_Problem requirements:_
Repeat each record exactly. Any picture gets left out.
— Begin Excerpted records —
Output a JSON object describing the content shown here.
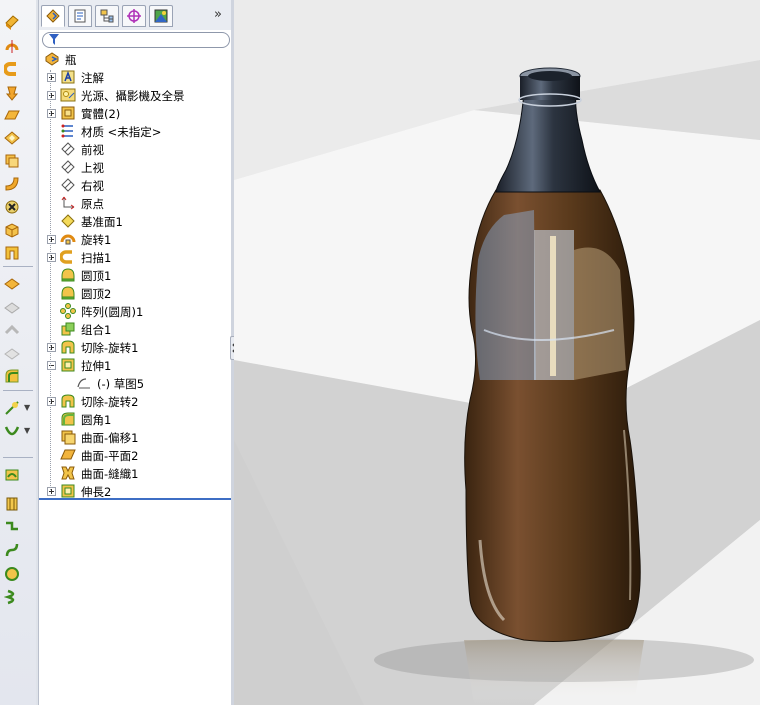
{
  "panel": {
    "more_label": "»",
    "tree": [
      {
        "label": "瓶",
        "icon": "part-icon",
        "expander": "none"
      },
      {
        "label": "注解",
        "icon": "annotations-icon",
        "expander": "plus"
      },
      {
        "label": "光源、攝影機及全景",
        "icon": "lights-camera-icon",
        "expander": "plus"
      },
      {
        "label": "實體(2)",
        "icon": "solid-bodies-icon",
        "expander": "plus"
      },
      {
        "label": "材质 <未指定>",
        "icon": "material-icon",
        "expander": "none"
      },
      {
        "label": "前视",
        "icon": "plane-icon",
        "expander": "none"
      },
      {
        "label": "上视",
        "icon": "plane-icon",
        "expander": "none"
      },
      {
        "label": "右视",
        "icon": "plane-icon",
        "expander": "none"
      },
      {
        "label": "原点",
        "icon": "origin-icon",
        "expander": "none"
      },
      {
        "label": "基准面1",
        "icon": "ref-plane-icon",
        "expander": "none"
      },
      {
        "label": "旋转1",
        "icon": "revolve-icon",
        "expander": "plus"
      },
      {
        "label": "扫描1",
        "icon": "sweep-icon",
        "expander": "plus"
      },
      {
        "label": "圆顶1",
        "icon": "dome-icon",
        "expander": "none"
      },
      {
        "label": "圆顶2",
        "icon": "dome-icon",
        "expander": "none"
      },
      {
        "label": "阵列(圆周)1",
        "icon": "circular-pattern-icon",
        "expander": "none"
      },
      {
        "label": "组合1",
        "icon": "combine-icon",
        "expander": "none"
      },
      {
        "label": "切除-旋转1",
        "icon": "cut-revolve-icon",
        "expander": "plus"
      },
      {
        "label": "拉伸1",
        "icon": "extrude-icon",
        "expander": "minus"
      },
      {
        "label": "(-) 草图5",
        "icon": "sketch-icon",
        "expander": "none",
        "indent": true
      },
      {
        "label": "切除-旋转2",
        "icon": "cut-revolve-icon",
        "expander": "plus"
      },
      {
        "label": "圆角1",
        "icon": "fillet-icon",
        "expander": "none"
      },
      {
        "label": "曲面-偏移1",
        "icon": "offset-surface-icon",
        "expander": "none"
      },
      {
        "label": "曲面-平面2",
        "icon": "planar-surface-icon",
        "expander": "none"
      },
      {
        "label": "曲面-縫織1",
        "icon": "knit-surface-icon",
        "expander": "none"
      },
      {
        "label": "伸長2",
        "icon": "extrude-icon",
        "expander": "plus"
      }
    ]
  },
  "colors": {
    "selection_line": "#3d6ec4",
    "liquid": "#5a3a1c",
    "glass": "#2c3440"
  }
}
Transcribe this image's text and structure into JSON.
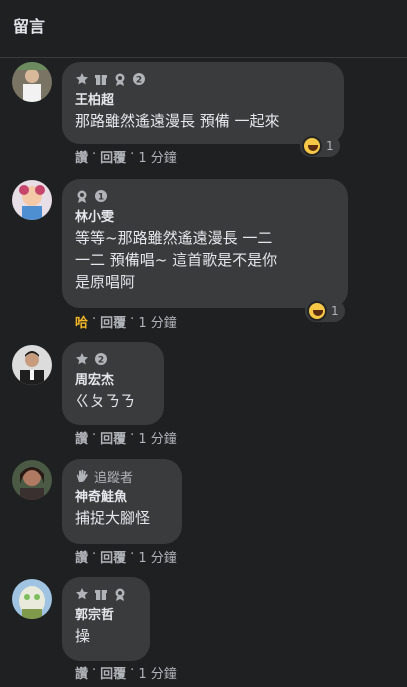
{
  "header": {
    "title": "留言"
  },
  "comments": [
    {
      "name": "王柏超",
      "text": "那路雖然遙遠漫長 預備 一起來",
      "badges": [
        "rising-star-icon",
        "gift-icon",
        "medal-icon",
        "level-2-icon"
      ],
      "reaction": {
        "count": "1"
      },
      "actions": {
        "like": "讚",
        "reply": "回覆",
        "time": "1 分鐘"
      }
    },
    {
      "name": "林小雯",
      "text": "等等~那路雖然遙遠漫長 一二\n一二 預備唱~ 這首歌是不是你\n是原唱阿",
      "badges": [
        "medal-icon",
        "level-1-icon"
      ],
      "reaction": {
        "count": "1"
      },
      "actions": {
        "like": "哈",
        "reply": "回覆",
        "time": "1 分鐘"
      }
    },
    {
      "name": "周宏杰",
      "text": "ㄍㄆㄋㄋ",
      "badges": [
        "rising-star-icon",
        "level-2-icon"
      ],
      "actions": {
        "like": "讚",
        "reply": "回覆",
        "time": "1 分鐘"
      }
    },
    {
      "name": "神奇鮭魚",
      "text": "捕捉大腳怪",
      "badge_label": "追蹤者",
      "badges": [
        "wave-icon"
      ],
      "actions": {
        "like": "讚",
        "reply": "回覆",
        "time": "1 分鐘"
      }
    },
    {
      "name": "郭宗哲",
      "text": "操",
      "badges": [
        "rising-star-icon",
        "gift-icon",
        "medal-icon"
      ],
      "actions": {
        "like": "讚",
        "reply": "回覆",
        "time": "1 分鐘"
      }
    }
  ],
  "separator": "·",
  "colors": {
    "background": "#1f2022",
    "bubble": "#3a3b3c",
    "haha_highlight": "#f7b928"
  }
}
— End Excerpted records —
_Completed task:_
Output a JSON object describing the content shown here.
{
  "panel": {
    "more_label": "»",
    "tree": [
      {
        "label": "瓶",
        "icon": "part-icon",
        "expander": "none"
      },
      {
        "label": "注解",
        "icon": "annotations-icon",
        "expander": "plus"
      },
      {
        "label": "光源、攝影機及全景",
        "icon": "lights-camera-icon",
        "expander": "plus"
      },
      {
        "label": "實體(2)",
        "icon": "solid-bodies-icon",
        "expander": "plus"
      },
      {
        "label": "材质 <未指定>",
        "icon": "material-icon",
        "expander": "none"
      },
      {
        "label": "前视",
        "icon": "plane-icon",
        "expander": "none"
      },
      {
        "label": "上视",
        "icon": "plane-icon",
        "expander": "none"
      },
      {
        "label": "右视",
        "icon": "plane-icon",
        "expander": "none"
      },
      {
        "label": "原点",
        "icon": "origin-icon",
        "expander": "none"
      },
      {
        "label": "基准面1",
        "icon": "ref-plane-icon",
        "expander": "none"
      },
      {
        "label": "旋转1",
        "icon": "revolve-icon",
        "expander": "plus"
      },
      {
        "label": "扫描1",
        "icon": "sweep-icon",
        "expander": "plus"
      },
      {
        "label": "圆顶1",
        "icon": "dome-icon",
        "expander": "none"
      },
      {
        "label": "圆顶2",
        "icon": "dome-icon",
        "expander": "none"
      },
      {
        "label": "阵列(圆周)1",
        "icon": "circular-pattern-icon",
        "expander": "none"
      },
      {
        "label": "组合1",
        "icon": "combine-icon",
        "expander": "none"
      },
      {
        "label": "切除-旋转1",
        "icon": "cut-revolve-icon",
        "expander": "plus"
      },
      {
        "label": "拉伸1",
        "icon": "extrude-icon",
        "expander": "minus"
      },
      {
        "label": "(-) 草图5",
        "icon": "sketch-icon",
        "expander": "none",
        "indent": true
      },
      {
        "label": "切除-旋转2",
        "icon": "cut-revolve-icon",
        "expander": "plus"
      },
      {
        "label": "圆角1",
        "icon": "fillet-icon",
        "expander": "none"
      },
      {
        "label": "曲面-偏移1",
        "icon": "offset-surface-icon",
        "expander": "none"
      },
      {
        "label": "曲面-平面2",
        "icon": "planar-surface-icon",
        "expander": "none"
      },
      {
        "label": "曲面-縫織1",
        "icon": "knit-surface-icon",
        "expander": "none"
      },
      {
        "label": "伸長2",
        "icon": "extrude-icon",
        "expander": "plus"
      }
    ]
  },
  "colors": {
    "selection_line": "#3d6ec4",
    "liquid": "#5a3a1c",
    "glass": "#2c3440"
  }
}
Transcribe this image's text and structure into JSON.
{
  "header": {
    "title": "留言"
  },
  "comments": [
    {
      "name": "王柏超",
      "text": "那路雖然遙遠漫長 預備 一起來",
      "badges": [
        "rising-star-icon",
        "gift-icon",
        "medal-icon",
        "level-2-icon"
      ],
      "reaction": {
        "count": "1"
      },
      "actions": {
        "like": "讚",
        "reply": "回覆",
        "time": "1 分鐘"
      }
    },
    {
      "name": "林小雯",
      "text": "等等~那路雖然遙遠漫長 一二\n一二 預備唱~ 這首歌是不是你\n是原唱阿",
      "badges": [
        "medal-icon",
        "level-1-icon"
      ],
      "reaction": {
        "count": "1"
      },
      "actions": {
        "like": "哈",
        "reply": "回覆",
        "time": "1 分鐘"
      }
    },
    {
      "name": "周宏杰",
      "text": "ㄍㄆㄋㄋ",
      "badges": [
        "rising-star-icon",
        "level-2-icon"
      ],
      "actions": {
        "like": "讚",
        "reply": "回覆",
        "time": "1 分鐘"
      }
    },
    {
      "name": "神奇鮭魚",
      "text": "捕捉大腳怪",
      "badge_label": "追蹤者",
      "badges": [
        "wave-icon"
      ],
      "actions": {
        "like": "讚",
        "reply": "回覆",
        "time": "1 分鐘"
      }
    },
    {
      "name": "郭宗哲",
      "text": "操",
      "badges": [
        "rising-star-icon",
        "gift-icon",
        "medal-icon"
      ],
      "actions": {
        "like": "讚",
        "reply": "回覆",
        "time": "1 分鐘"
      }
    }
  ],
  "separator": "·",
  "colors": {
    "background": "#1f2022",
    "bubble": "#3a3b3c",
    "haha_highlight": "#f7b928"
  }
}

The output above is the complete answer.